• _Given instruction_
What follows are records. Restate all of them word for word.

======== Records provided

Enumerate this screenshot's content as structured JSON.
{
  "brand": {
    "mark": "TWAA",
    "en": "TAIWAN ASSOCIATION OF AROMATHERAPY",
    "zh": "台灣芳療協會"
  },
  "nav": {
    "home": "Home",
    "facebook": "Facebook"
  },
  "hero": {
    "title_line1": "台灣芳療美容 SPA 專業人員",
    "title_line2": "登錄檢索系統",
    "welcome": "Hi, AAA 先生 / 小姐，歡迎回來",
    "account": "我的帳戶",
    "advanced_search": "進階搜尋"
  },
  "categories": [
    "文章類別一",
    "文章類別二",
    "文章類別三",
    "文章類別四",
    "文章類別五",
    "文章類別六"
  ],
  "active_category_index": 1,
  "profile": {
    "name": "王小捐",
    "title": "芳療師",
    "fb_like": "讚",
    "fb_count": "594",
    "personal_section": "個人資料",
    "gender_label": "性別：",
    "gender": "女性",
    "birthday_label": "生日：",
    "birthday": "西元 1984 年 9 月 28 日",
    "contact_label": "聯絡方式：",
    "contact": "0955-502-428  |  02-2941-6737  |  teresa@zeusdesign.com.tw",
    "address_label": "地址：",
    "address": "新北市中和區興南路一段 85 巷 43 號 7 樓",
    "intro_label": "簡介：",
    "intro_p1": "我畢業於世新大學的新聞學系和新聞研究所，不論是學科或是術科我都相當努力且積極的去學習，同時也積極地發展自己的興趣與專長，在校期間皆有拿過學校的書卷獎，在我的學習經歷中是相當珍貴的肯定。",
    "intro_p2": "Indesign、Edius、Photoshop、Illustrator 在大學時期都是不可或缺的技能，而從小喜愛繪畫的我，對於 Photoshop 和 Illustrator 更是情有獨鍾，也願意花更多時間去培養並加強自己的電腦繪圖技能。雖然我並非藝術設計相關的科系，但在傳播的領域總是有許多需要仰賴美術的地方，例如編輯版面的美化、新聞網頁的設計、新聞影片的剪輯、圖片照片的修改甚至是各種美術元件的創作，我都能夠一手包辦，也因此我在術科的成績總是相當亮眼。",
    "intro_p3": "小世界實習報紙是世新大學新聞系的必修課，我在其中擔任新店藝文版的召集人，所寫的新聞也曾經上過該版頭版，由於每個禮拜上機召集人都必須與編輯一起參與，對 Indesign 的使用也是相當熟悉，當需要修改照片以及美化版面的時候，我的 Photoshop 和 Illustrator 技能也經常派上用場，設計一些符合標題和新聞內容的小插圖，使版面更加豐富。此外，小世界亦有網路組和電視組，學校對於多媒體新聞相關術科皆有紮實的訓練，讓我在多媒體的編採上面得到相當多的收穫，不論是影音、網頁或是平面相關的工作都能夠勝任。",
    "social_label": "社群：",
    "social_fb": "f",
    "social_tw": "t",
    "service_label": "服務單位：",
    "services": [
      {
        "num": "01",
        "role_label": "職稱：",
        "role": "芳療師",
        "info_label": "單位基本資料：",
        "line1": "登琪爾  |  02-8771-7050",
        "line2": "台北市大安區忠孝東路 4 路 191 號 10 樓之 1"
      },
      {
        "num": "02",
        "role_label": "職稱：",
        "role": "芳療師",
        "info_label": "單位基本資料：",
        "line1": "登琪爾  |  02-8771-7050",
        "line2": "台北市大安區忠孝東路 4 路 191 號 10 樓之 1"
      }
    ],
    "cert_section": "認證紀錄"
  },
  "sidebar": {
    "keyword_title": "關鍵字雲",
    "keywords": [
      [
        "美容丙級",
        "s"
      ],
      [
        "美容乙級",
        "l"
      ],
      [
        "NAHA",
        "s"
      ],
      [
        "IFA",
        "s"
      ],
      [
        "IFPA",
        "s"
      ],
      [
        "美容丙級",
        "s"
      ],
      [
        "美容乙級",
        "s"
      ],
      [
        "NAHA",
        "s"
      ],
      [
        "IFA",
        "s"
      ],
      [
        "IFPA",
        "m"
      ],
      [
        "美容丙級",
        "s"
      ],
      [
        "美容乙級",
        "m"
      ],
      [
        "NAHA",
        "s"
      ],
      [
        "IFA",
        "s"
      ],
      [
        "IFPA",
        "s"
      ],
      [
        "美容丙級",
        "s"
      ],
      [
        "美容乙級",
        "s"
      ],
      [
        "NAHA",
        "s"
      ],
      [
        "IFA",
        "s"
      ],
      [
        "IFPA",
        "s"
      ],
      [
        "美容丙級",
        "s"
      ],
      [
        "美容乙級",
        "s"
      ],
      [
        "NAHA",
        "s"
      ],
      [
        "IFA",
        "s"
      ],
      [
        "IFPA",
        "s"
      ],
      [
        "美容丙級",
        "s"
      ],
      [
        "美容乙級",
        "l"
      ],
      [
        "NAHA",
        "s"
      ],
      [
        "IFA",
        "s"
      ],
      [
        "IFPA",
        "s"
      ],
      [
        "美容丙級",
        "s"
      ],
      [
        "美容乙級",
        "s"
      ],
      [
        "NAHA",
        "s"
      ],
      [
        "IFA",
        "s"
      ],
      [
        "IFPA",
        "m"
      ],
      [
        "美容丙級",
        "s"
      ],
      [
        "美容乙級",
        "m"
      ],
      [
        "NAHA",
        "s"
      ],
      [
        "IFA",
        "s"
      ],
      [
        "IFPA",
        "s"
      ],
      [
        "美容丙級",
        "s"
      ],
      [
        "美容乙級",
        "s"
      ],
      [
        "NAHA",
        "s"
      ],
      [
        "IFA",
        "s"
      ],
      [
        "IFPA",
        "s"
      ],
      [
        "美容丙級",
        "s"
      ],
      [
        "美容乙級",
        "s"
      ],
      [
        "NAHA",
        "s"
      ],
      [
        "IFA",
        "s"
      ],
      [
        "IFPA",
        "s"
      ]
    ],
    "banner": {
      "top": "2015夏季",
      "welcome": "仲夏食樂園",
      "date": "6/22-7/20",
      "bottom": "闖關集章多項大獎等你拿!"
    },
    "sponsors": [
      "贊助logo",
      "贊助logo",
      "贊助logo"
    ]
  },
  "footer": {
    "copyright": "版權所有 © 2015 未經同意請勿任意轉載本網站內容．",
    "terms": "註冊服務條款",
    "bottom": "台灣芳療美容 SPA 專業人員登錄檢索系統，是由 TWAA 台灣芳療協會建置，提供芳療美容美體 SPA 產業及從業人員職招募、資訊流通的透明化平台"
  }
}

================

• _Output of the task_
Enumerate this screenshot's content as structured JSON.
{
  "brand": {
    "mark": "TWAA",
    "en": "TAIWAN ASSOCIATION OF AROMATHERAPY",
    "zh": "台灣芳療協會"
  },
  "nav": {
    "home": "Home",
    "facebook": "Facebook"
  },
  "hero": {
    "title_line1": "台灣芳療美容 SPA 專業人員",
    "title_line2": "登錄檢索系統",
    "welcome": "Hi, AAA 先生 / 小姐，歡迎回來",
    "account": "我的帳戶",
    "advanced_search": "進階搜尋"
  },
  "categories": [
    "文章類別一",
    "文章類別二",
    "文章類別三",
    "文章類別四",
    "文章類別五",
    "文章類別六"
  ],
  "active_category_index": 1,
  "profile": {
    "name": "王小捐",
    "title": "芳療師",
    "fb_like": "讚",
    "fb_count": "594",
    "personal_section": "個人資料",
    "gender_label": "性別：",
    "gender": "女性",
    "birthday_label": "生日：",
    "birthday": "西元 1984 年 9 月 28 日",
    "contact_label": "聯絡方式：",
    "contact": "0955-502-428  |  02-2941-6737  |  teresa@zeusdesign.com.tw",
    "address_label": "地址：",
    "address": "新北市中和區興南路一段 85 巷 43 號 7 樓",
    "intro_label": "簡介：",
    "intro_p1": "我畢業於世新大學的新聞學系和新聞研究所，不論是學科或是術科我都相當努力且積極的去學習，同時也積極地發展自己的興趣與專長，在校期間皆有拿過學校的書卷獎，在我的學習經歷中是相當珍貴的肯定。",
    "intro_p2": "Indesign、Edius、Photoshop、Illustrator 在大學時期都是不可或缺的技能，而從小喜愛繪畫的我，對於 Photoshop 和 Illustrator 更是情有獨鍾，也願意花更多時間去培養並加強自己的電腦繪圖技能。雖然我並非藝術設計相關的科系，但在傳播的領域總是有許多需要仰賴美術的地方，例如編輯版面的美化、新聞網頁的設計、新聞影片的剪輯、圖片照片的修改甚至是各種美術元件的創作，我都能夠一手包辦，也因此我在術科的成績總是相當亮眼。",
    "intro_p3": "小世界實習報紙是世新大學新聞系的必修課，我在其中擔任新店藝文版的召集人，所寫的新聞也曾經上過該版頭版，由於每個禮拜上機召集人都必須與編輯一起參與，對 Indesign 的使用也是相當熟悉，當需要修改照片以及美化版面的時候，我的 Photoshop 和 Illustrator 技能也經常派上用場，設計一些符合標題和新聞內容的小插圖，使版面更加豐富。此外，小世界亦有網路組和電視組，學校對於多媒體新聞相關術科皆有紮實的訓練，讓我在多媒體的編採上面得到相當多的收穫，不論是影音、網頁或是平面相關的工作都能夠勝任。",
    "social_label": "社群：",
    "social_fb": "f",
    "social_tw": "t",
    "service_label": "服務單位：",
    "services": [
      {
        "num": "01",
        "role_label": "職稱：",
        "role": "芳療師",
        "info_label": "單位基本資料：",
        "line1": "登琪爾  |  02-8771-7050",
        "line2": "台北市大安區忠孝東路 4 路 191 號 10 樓之 1"
      },
      {
        "num": "02",
        "role_label": "職稱：",
        "role": "芳療師",
        "info_label": "單位基本資料：",
        "line1": "登琪爾  |  02-8771-7050",
        "line2": "台北市大安區忠孝東路 4 路 191 號 10 樓之 1"
      }
    ],
    "cert_section": "認證紀錄"
  },
  "sidebar": {
    "keyword_title": "關鍵字雲",
    "keywords": [
      [
        "美容丙級",
        "s"
      ],
      [
        "美容乙級",
        "l"
      ],
      [
        "NAHA",
        "s"
      ],
      [
        "IFA",
        "s"
      ],
      [
        "IFPA",
        "s"
      ],
      [
        "美容丙級",
        "s"
      ],
      [
        "美容乙級",
        "s"
      ],
      [
        "NAHA",
        "s"
      ],
      [
        "IFA",
        "s"
      ],
      [
        "IFPA",
        "m"
      ],
      [
        "美容丙級",
        "s"
      ],
      [
        "美容乙級",
        "m"
      ],
      [
        "NAHA",
        "s"
      ],
      [
        "IFA",
        "s"
      ],
      [
        "IFPA",
        "s"
      ],
      [
        "美容丙級",
        "s"
      ],
      [
        "美容乙級",
        "s"
      ],
      [
        "NAHA",
        "s"
      ],
      [
        "IFA",
        "s"
      ],
      [
        "IFPA",
        "s"
      ],
      [
        "美容丙級",
        "s"
      ],
      [
        "美容乙級",
        "s"
      ],
      [
        "NAHA",
        "s"
      ],
      [
        "IFA",
        "s"
      ],
      [
        "IFPA",
        "s"
      ],
      [
        "美容丙級",
        "s"
      ],
      [
        "美容乙級",
        "l"
      ],
      [
        "NAHA",
        "s"
      ],
      [
        "IFA",
        "s"
      ],
      [
        "IFPA",
        "s"
      ],
      [
        "美容丙級",
        "s"
      ],
      [
        "美容乙級",
        "s"
      ],
      [
        "NAHA",
        "s"
      ],
      [
        "IFA",
        "s"
      ],
      [
        "IFPA",
        "m"
      ],
      [
        "美容丙級",
        "s"
      ],
      [
        "美容乙級",
        "m"
      ],
      [
        "NAHA",
        "s"
      ],
      [
        "IFA",
        "s"
      ],
      [
        "IFPA",
        "s"
      ],
      [
        "美容丙級",
        "s"
      ],
      [
        "美容乙級",
        "s"
      ],
      [
        "NAHA",
        "s"
      ],
      [
        "IFA",
        "s"
      ],
      [
        "IFPA",
        "s"
      ],
      [
        "美容丙級",
        "s"
      ],
      [
        "美容乙級",
        "s"
      ],
      [
        "NAHA",
        "s"
      ],
      [
        "IFA",
        "s"
      ],
      [
        "IFPA",
        "s"
      ]
    ],
    "banner": {
      "top": "2015夏季",
      "welcome": "仲夏食樂園",
      "date": "6/22-7/20",
      "bottom": "闖關集章多項大獎等你拿!"
    },
    "sponsors": [
      "贊助logo",
      "贊助logo",
      "贊助logo"
    ]
  },
  "footer": {
    "copyright": "版權所有 © 2015 未經同意請勿任意轉載本網站內容．",
    "terms": "註冊服務條款",
    "bottom": "台灣芳療美容 SPA 專業人員登錄檢索系統，是由 TWAA 台灣芳療協會建置，提供芳療美容美體 SPA 產業及從業人員職招募、資訊流通的透明化平台"
  }
}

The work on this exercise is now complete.